- **Short problem**: Repeat, exactly and completely, the entries shown underneath.

- **Exercise inputs**:
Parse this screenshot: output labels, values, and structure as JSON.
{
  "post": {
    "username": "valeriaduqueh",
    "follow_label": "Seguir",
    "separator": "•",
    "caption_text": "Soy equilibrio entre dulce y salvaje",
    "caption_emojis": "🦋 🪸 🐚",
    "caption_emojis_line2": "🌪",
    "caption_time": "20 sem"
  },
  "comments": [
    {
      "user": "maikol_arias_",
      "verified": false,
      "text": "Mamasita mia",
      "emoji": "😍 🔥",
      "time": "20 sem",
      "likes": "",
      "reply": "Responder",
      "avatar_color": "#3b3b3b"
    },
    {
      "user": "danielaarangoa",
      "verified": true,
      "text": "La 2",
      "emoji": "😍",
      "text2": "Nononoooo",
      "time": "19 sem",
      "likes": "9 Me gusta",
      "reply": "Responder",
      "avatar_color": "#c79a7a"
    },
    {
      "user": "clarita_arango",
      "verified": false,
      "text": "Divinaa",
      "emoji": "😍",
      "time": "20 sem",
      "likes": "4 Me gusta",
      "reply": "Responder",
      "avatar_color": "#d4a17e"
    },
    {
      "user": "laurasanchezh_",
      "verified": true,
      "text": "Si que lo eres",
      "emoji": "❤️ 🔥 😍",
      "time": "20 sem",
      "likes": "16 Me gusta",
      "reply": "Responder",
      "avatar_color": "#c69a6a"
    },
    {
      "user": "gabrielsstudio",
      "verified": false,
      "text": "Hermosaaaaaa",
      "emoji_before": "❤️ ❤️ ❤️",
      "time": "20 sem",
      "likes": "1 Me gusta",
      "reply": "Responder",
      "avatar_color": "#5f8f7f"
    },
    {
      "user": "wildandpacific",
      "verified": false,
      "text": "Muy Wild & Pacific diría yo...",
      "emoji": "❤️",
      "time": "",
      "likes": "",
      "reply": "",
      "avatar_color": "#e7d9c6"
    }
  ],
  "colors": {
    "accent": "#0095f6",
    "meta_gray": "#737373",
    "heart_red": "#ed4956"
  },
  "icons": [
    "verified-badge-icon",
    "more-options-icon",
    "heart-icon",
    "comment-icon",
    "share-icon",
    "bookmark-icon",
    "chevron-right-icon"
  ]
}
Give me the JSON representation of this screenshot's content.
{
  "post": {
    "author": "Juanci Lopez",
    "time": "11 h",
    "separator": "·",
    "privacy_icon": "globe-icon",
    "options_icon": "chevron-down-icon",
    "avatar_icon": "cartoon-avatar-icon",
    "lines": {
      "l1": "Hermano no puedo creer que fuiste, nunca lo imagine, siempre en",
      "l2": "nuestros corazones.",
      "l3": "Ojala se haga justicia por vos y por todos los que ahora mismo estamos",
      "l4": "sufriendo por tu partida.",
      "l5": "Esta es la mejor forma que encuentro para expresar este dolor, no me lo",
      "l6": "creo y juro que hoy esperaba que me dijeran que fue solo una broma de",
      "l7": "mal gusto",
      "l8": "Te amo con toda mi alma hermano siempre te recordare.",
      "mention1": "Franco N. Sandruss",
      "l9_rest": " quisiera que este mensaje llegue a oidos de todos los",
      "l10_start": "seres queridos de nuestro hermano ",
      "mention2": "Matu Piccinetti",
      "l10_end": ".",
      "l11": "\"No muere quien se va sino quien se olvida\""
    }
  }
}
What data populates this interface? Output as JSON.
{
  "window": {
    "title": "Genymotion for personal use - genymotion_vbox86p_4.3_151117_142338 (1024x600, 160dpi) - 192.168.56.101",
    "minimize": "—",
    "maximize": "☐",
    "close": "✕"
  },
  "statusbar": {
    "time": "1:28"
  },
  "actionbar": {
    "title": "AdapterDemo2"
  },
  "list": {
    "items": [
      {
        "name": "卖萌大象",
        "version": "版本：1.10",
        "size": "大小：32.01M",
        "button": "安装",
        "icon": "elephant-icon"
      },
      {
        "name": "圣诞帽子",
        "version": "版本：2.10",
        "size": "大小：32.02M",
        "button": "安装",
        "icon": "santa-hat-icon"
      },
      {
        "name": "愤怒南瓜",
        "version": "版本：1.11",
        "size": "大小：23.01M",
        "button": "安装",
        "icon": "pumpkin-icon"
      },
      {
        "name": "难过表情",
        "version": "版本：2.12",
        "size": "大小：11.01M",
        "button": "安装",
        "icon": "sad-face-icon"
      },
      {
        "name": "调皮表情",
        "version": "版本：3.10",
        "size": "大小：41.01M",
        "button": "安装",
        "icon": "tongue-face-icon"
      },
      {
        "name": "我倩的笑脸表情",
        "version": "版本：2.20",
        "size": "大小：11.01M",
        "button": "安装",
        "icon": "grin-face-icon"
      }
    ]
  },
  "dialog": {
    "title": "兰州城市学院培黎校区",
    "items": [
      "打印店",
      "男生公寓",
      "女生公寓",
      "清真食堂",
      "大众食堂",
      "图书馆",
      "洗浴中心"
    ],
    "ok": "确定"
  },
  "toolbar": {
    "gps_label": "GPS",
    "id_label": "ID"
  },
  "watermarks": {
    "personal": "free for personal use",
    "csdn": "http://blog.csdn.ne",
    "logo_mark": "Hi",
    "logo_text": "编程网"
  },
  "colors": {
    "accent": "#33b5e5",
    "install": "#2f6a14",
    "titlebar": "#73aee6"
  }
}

- **Answer for this exercise**:
Parse this screenshot: output labels, values, and structure as JSON.
{
  "post": {
    "username": "valeriaduqueh",
    "follow_label": "Seguir",
    "separator": "•",
    "caption_text": "Soy equilibrio entre dulce y salvaje",
    "caption_emojis": "🦋 🪸 🐚",
    "caption_emojis_line2": "🌪",
    "caption_time": "20 sem"
  },
  "comments": [
    {
      "user": "maikol_arias_",
      "verified": false,
      "text": "Mamasita mia",
      "emoji": "😍 🔥",
      "time": "20 sem",
      "likes": "",
      "reply": "Responder",
      "avatar_color": "#3b3b3b"
    },
    {
      "user": "danielaarangoa",
      "verified": true,
      "text": "La 2",
      "emoji": "😍",
      "text2": "Nononoooo",
      "time": "19 sem",
      "likes": "9 Me gusta",
      "reply": "Responder",
      "avatar_color": "#c79a7a"
    },
    {
      "user": "clarita_arango",
      "verified": false,
      "text": "Divinaa",
      "emoji": "😍",
      "time": "20 sem",
      "likes": "4 Me gusta",
      "reply": "Responder",
      "avatar_color": "#d4a17e"
    },
    {
      "user": "laurasanchezh_",
      "verified": true,
      "text": "Si que lo eres",
      "emoji": "❤️ 🔥 😍",
      "time": "20 sem",
      "likes": "16 Me gusta",
      "reply": "Responder",
      "avatar_color": "#c69a6a"
    },
    {
      "user": "gabrielsstudio",
      "verified": false,
      "text": "Hermosaaaaaa",
      "emoji_before": "❤️ ❤️ ❤️",
      "time": "20 sem",
      "likes": "1 Me gusta",
      "reply": "Responder",
      "avatar_color": "#5f8f7f"
    },
    {
      "user": "wildandpacific",
      "verified": false,
      "text": "Muy Wild & Pacific diría yo...",
      "emoji": "❤️",
      "time": "",
      "likes": "",
      "reply": "",
      "avatar_color": "#e7d9c6"
    }
  ],
  "colors": {
    "accent": "#0095f6",
    "meta_gray": "#737373",
    "heart_red": "#ed4956"
  },
  "icons": [
    "verified-badge-icon",
    "more-options-icon",
    "heart-icon",
    "comment-icon",
    "share-icon",
    "bookmark-icon",
    "chevron-right-icon"
  ]
}
Give me the JSON representation of this screenshot's content.
{
  "post": {
    "author": "Juanci Lopez",
    "time": "11 h",
    "separator": "·",
    "privacy_icon": "globe-icon",
    "options_icon": "chevron-down-icon",
    "avatar_icon": "cartoon-avatar-icon",
    "lines": {
      "l1": "Hermano no puedo creer que fuiste, nunca lo imagine, siempre en",
      "l2": "nuestros corazones.",
      "l3": "Ojala se haga justicia por vos y por todos los que ahora mismo estamos",
      "l4": "sufriendo por tu partida.",
      "l5": "Esta es la mejor forma que encuentro para expresar este dolor, no me lo",
      "l6": "creo y juro que hoy esperaba que me dijeran que fue solo una broma de",
      "l7": "mal gusto",
      "l8": "Te amo con toda mi alma hermano siempre te recordare.",
      "mention1": "Franco N. Sandruss",
      "l9_rest": " quisiera que este mensaje llegue a oidos de todos los",
      "l10_start": "seres queridos de nuestro hermano ",
      "mention2": "Matu Piccinetti",
      "l10_end": ".",
      "l11": "\"No muere quien se va sino quien se olvida\""
    }
  }
}
What data populates this interface? Output as JSON.
{
  "window": {
    "title": "Genymotion for personal use - genymotion_vbox86p_4.3_151117_142338 (1024x600, 160dpi) - 192.168.56.101",
    "minimize": "—",
    "maximize": "☐",
    "close": "✕"
  },
  "statusbar": {
    "time": "1:28"
  },
  "actionbar": {
    "title": "AdapterDemo2"
  },
  "list": {
    "items": [
      {
        "name": "卖萌大象",
        "version": "版本：1.10",
        "size": "大小：32.01M",
        "button": "安装",
        "icon": "elephant-icon"
      },
      {
        "name": "圣诞帽子",
        "version": "版本：2.10",
        "size": "大小：32.02M",
        "button": "安装",
        "icon": "santa-hat-icon"
      },
      {
        "name": "愤怒南瓜",
        "version": "版本：1.11",
        "size": "大小：23.01M",
        "button": "安装",
        "icon": "pumpkin-icon"
      },
      {
        "name": "难过表情",
        "version": "版本：2.12",
        "size": "大小：11.01M",
        "button": "安装",
        "icon": "sad-face-icon"
      },
      {
        "name": "调皮表情",
        "version": "版本：3.10",
        "size": "大小：41.01M",
        "button": "安装",
        "icon": "tongue-face-icon"
      },
      {
        "name": "我倩的笑脸表情",
        "version": "版本：2.20",
        "size": "大小：11.01M",
        "button": "安装",
        "icon": "grin-face-icon"
      }
    ]
  },
  "dialog": {
    "title": "兰州城市学院培黎校区",
    "items": [
      "打印店",
      "男生公寓",
      "女生公寓",
      "清真食堂",
      "大众食堂",
      "图书馆",
      "洗浴中心"
    ],
    "ok": "确定"
  },
  "toolbar": {
    "gps_label": "GPS",
    "id_label": "ID"
  },
  "watermarks": {
    "personal": "free for personal use",
    "csdn": "http://blog.csdn.ne",
    "logo_mark": "Hi",
    "logo_text": "编程网"
  },
  "colors": {
    "accent": "#33b5e5",
    "install": "#2f6a14",
    "titlebar": "#73aee6"
  }
}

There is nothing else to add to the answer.